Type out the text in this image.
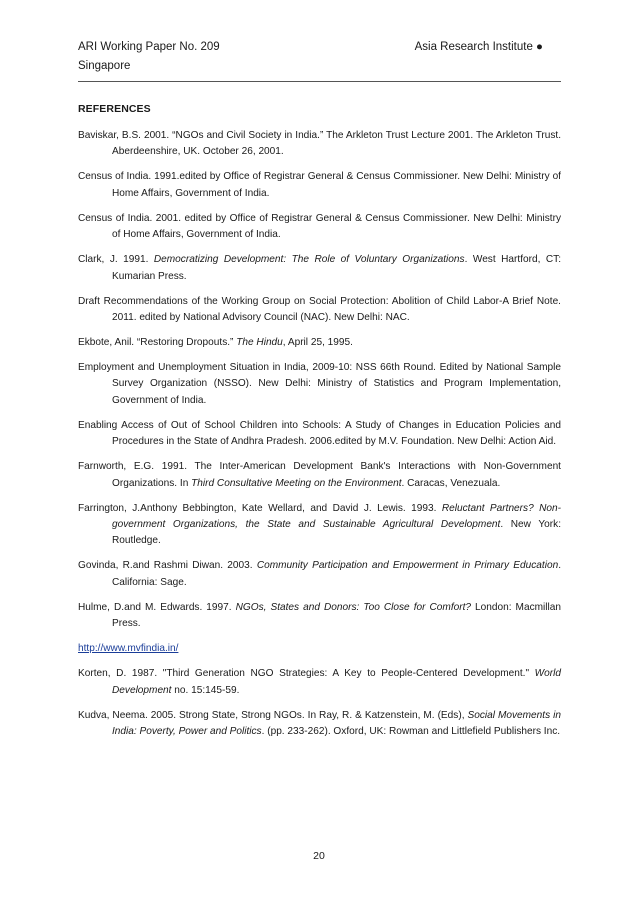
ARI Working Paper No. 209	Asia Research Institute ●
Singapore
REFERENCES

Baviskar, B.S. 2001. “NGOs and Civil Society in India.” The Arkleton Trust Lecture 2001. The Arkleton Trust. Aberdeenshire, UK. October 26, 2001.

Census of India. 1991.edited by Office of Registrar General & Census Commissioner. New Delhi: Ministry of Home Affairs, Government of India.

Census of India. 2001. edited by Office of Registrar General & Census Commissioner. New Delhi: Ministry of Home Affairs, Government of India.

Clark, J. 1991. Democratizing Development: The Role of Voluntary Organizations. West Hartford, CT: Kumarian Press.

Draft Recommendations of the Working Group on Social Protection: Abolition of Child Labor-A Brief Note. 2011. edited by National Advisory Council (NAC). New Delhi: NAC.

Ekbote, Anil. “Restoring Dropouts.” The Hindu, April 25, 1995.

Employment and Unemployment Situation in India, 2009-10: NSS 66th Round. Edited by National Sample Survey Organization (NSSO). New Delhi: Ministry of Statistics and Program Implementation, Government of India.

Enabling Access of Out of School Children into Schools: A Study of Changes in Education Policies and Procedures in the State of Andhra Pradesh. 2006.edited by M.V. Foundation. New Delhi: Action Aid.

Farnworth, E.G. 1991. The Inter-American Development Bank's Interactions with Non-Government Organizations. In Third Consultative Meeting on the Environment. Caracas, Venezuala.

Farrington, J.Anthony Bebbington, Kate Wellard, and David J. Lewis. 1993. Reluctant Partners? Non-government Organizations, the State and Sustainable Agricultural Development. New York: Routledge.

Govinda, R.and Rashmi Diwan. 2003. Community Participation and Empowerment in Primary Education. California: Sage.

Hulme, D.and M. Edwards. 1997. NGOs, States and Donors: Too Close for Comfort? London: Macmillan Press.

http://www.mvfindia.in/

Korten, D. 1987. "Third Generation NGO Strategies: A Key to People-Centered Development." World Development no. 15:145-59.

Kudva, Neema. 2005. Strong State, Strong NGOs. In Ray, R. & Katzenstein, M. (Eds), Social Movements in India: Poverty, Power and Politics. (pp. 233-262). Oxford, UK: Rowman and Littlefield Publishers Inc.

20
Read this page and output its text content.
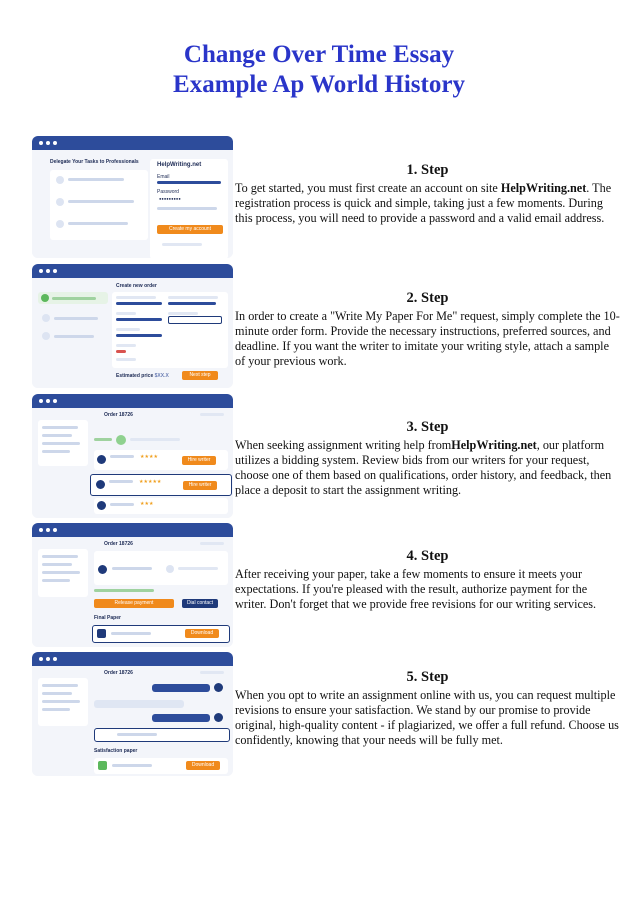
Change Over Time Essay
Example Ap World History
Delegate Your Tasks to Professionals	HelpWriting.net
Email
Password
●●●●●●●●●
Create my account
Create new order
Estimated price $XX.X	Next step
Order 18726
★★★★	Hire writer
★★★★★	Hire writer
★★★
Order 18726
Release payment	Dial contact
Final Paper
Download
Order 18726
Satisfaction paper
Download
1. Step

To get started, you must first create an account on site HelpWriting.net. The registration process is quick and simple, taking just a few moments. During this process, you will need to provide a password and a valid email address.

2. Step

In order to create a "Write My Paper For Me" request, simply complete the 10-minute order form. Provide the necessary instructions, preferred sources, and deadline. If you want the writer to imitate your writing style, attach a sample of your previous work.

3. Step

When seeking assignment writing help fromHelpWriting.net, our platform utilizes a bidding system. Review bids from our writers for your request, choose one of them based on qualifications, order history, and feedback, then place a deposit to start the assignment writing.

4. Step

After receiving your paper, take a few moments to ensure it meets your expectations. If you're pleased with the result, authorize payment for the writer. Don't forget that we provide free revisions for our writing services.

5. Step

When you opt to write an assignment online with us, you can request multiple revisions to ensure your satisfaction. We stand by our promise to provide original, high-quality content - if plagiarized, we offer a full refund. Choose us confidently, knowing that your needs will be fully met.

★ ★ ★ ★ ★

* SHORT TASK *
Reproduce every line exactly and omit all pictures.

* SOLUTION FOR THIS PROBLEM *
Type out the text in this image.
ARI Working Paper No. 209	Asia Research Institute ●
Singapore
REFERENCES

Baviskar, B.S. 2001. “NGOs and Civil Society in India.” The Arkleton Trust Lecture 2001. The Arkleton Trust. Aberdeenshire, UK. October 26, 2001.

Census of India. 1991.edited by Office of Registrar General & Census Commissioner. New Delhi: Ministry of Home Affairs, Government of India.

Census of India. 2001. edited by Office of Registrar General & Census Commissioner. New Delhi: Ministry of Home Affairs, Government of India.

Clark, J. 1991. Democratizing Development: The Role of Voluntary Organizations. West Hartford, CT: Kumarian Press.

Draft Recommendations of the Working Group on Social Protection: Abolition of Child Labor-A Brief Note. 2011. edited by National Advisory Council (NAC). New Delhi: NAC.

Ekbote, Anil. “Restoring Dropouts.” The Hindu, April 25, 1995.

Employment and Unemployment Situation in India, 2009-10: NSS 66th Round. Edited by National Sample Survey Organization (NSSO). New Delhi: Ministry of Statistics and Program Implementation, Government of India.

Enabling Access of Out of School Children into Schools: A Study of Changes in Education Policies and Procedures in the State of Andhra Pradesh. 2006.edited by M.V. Foundation. New Delhi: Action Aid.

Farnworth, E.G. 1991. The Inter-American Development Bank's Interactions with Non-Government Organizations. In Third Consultative Meeting on the Environment. Caracas, Venezuala.

Farrington, J.Anthony Bebbington, Kate Wellard, and David J. Lewis. 1993. Reluctant Partners? Non-government Organizations, the State and Sustainable Agricultural Development. New York: Routledge.

Govinda, R.and Rashmi Diwan. 2003. Community Participation and Empowerment in Primary Education. California: Sage.

Hulme, D.and M. Edwards. 1997. NGOs, States and Donors: Too Close for Comfort? London: Macmillan Press.

http://www.mvfindia.in/

Korten, D. 1987. "Third Generation NGO Strategies: A Key to People-Centered Development." World Development no. 15:145-59.

Kudva, Neema. 2005. Strong State, Strong NGOs. In Ray, R. & Katzenstein, M. (Eds), Social Movements in India: Poverty, Power and Politics. (pp. 233-262). Oxford, UK: Rowman and Littlefield Publishers Inc.

20
Read this page and output its text content.
Change Over Time Essay
Example Ap World History
Delegate Your Tasks to Professionals	HelpWriting.net
Email
Password
●●●●●●●●●
Create my account
Create new order
Estimated price $XX.X	Next step
Order 18726
★★★★	Hire writer
★★★★★	Hire writer
★★★
Order 18726
Release payment	Dial contact
Final Paper
Download
Order 18726
Satisfaction paper
Download
1. Step

To get started, you must first create an account on site HelpWriting.net. The registration process is quick and simple, taking just a few moments. During this process, you will need to provide a password and a valid email address.

2. Step

In order to create a "Write My Paper For Me" request, simply complete the 10-minute order form. Provide the necessary instructions, preferred sources, and deadline. If you want the writer to imitate your writing style, attach a sample of your previous work.

3. Step

When seeking assignment writing help fromHelpWriting.net, our platform utilizes a bidding system. Review bids from our writers for your request, choose one of them based on qualifications, order history, and feedback, then place a deposit to start the assignment writing.

4. Step

After receiving your paper, take a few moments to ensure it meets your expectations. If you're pleased with the result, authorize payment for the writer. Don't forget that we provide free revisions for our writing services.

5. Step

When you opt to write an assignment online with us, you can request multiple revisions to ensure your satisfaction. We stand by our promise to provide original, high-quality content - if plagiarized, we offer a full refund. Choose us confidently, knowing that your needs will be fully met.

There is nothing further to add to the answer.